● TO DO: The records that follow are to be repeated without alteration.

● INPUT MATERIAL:

## BEGIN

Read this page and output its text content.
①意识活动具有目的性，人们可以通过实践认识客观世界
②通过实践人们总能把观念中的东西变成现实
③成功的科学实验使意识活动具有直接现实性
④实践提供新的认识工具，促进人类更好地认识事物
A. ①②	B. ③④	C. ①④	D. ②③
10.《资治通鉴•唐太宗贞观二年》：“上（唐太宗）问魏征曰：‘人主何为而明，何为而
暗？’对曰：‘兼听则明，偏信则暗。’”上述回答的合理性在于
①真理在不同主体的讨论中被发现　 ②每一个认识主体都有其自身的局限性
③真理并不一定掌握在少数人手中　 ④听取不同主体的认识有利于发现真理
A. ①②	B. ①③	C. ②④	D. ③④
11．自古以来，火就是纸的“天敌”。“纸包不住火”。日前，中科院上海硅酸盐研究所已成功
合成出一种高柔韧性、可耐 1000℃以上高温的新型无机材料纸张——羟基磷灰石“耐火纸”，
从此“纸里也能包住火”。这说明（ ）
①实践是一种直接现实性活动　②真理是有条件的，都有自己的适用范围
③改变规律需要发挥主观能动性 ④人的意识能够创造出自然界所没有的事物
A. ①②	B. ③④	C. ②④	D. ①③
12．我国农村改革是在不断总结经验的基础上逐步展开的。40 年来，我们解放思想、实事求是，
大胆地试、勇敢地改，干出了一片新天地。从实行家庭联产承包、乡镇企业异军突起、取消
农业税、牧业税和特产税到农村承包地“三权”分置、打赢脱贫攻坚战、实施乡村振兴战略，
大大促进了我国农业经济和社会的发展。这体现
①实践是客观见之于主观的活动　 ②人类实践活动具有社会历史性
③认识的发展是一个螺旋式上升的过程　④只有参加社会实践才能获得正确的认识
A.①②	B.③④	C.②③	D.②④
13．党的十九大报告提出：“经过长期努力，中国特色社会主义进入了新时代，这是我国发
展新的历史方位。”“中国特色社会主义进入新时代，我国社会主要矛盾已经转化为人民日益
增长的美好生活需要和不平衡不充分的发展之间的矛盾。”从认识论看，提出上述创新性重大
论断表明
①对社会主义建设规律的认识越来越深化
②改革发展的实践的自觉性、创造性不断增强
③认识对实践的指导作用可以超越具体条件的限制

## END

● TASK RESULT:
Read this page and output its text content.
①意识活动具有目的性，人们可以通过实践认识客观世界
②通过实践人们总能把观念中的东西变成现实
③成功的科学实验使意识活动具有直接现实性
④实践提供新的认识工具，促进人类更好地认识事物
A. ①②	B. ③④	C. ①④	D. ②③
10.《资治通鉴•唐太宗贞观二年》：“上（唐太宗）问魏征曰：‘人主何为而明，何为而
暗？’对曰：‘兼听则明，偏信则暗。’”上述回答的合理性在于
①真理在不同主体的讨论中被发现　 ②每一个认识主体都有其自身的局限性
③真理并不一定掌握在少数人手中　 ④听取不同主体的认识有利于发现真理
A. ①②	B. ①③	C. ②④	D. ③④
11．自古以来，火就是纸的“天敌”。“纸包不住火”。日前，中科院上海硅酸盐研究所已成功
合成出一种高柔韧性、可耐 1000℃以上高温的新型无机材料纸张——羟基磷灰石“耐火纸”，
从此“纸里也能包住火”。这说明（ ）
①实践是一种直接现实性活动　②真理是有条件的，都有自己的适用范围
③改变规律需要发挥主观能动性 ④人的意识能够创造出自然界所没有的事物
A. ①②	B. ③④	C. ②④	D. ①③
12．我国农村改革是在不断总结经验的基础上逐步展开的。40 年来，我们解放思想、实事求是，
大胆地试、勇敢地改，干出了一片新天地。从实行家庭联产承包、乡镇企业异军突起、取消
农业税、牧业税和特产税到农村承包地“三权”分置、打赢脱贫攻坚战、实施乡村振兴战略，
大大促进了我国农业经济和社会的发展。这体现
①实践是客观见之于主观的活动　 ②人类实践活动具有社会历史性
③认识的发展是一个螺旋式上升的过程　④只有参加社会实践才能获得正确的认识
A.①②	B.③④	C.②③	D.②④
13．党的十九大报告提出：“经过长期努力，中国特色社会主义进入了新时代，这是我国发
展新的历史方位。”“中国特色社会主义进入新时代，我国社会主要矛盾已经转化为人民日益
增长的美好生活需要和不平衡不充分的发展之间的矛盾。”从认识论看，提出上述创新性重大
论断表明
①对社会主义建设规律的认识越来越深化
②改革发展的实践的自觉性、创造性不断增强
③认识对实践的指导作用可以超越具体条件的限制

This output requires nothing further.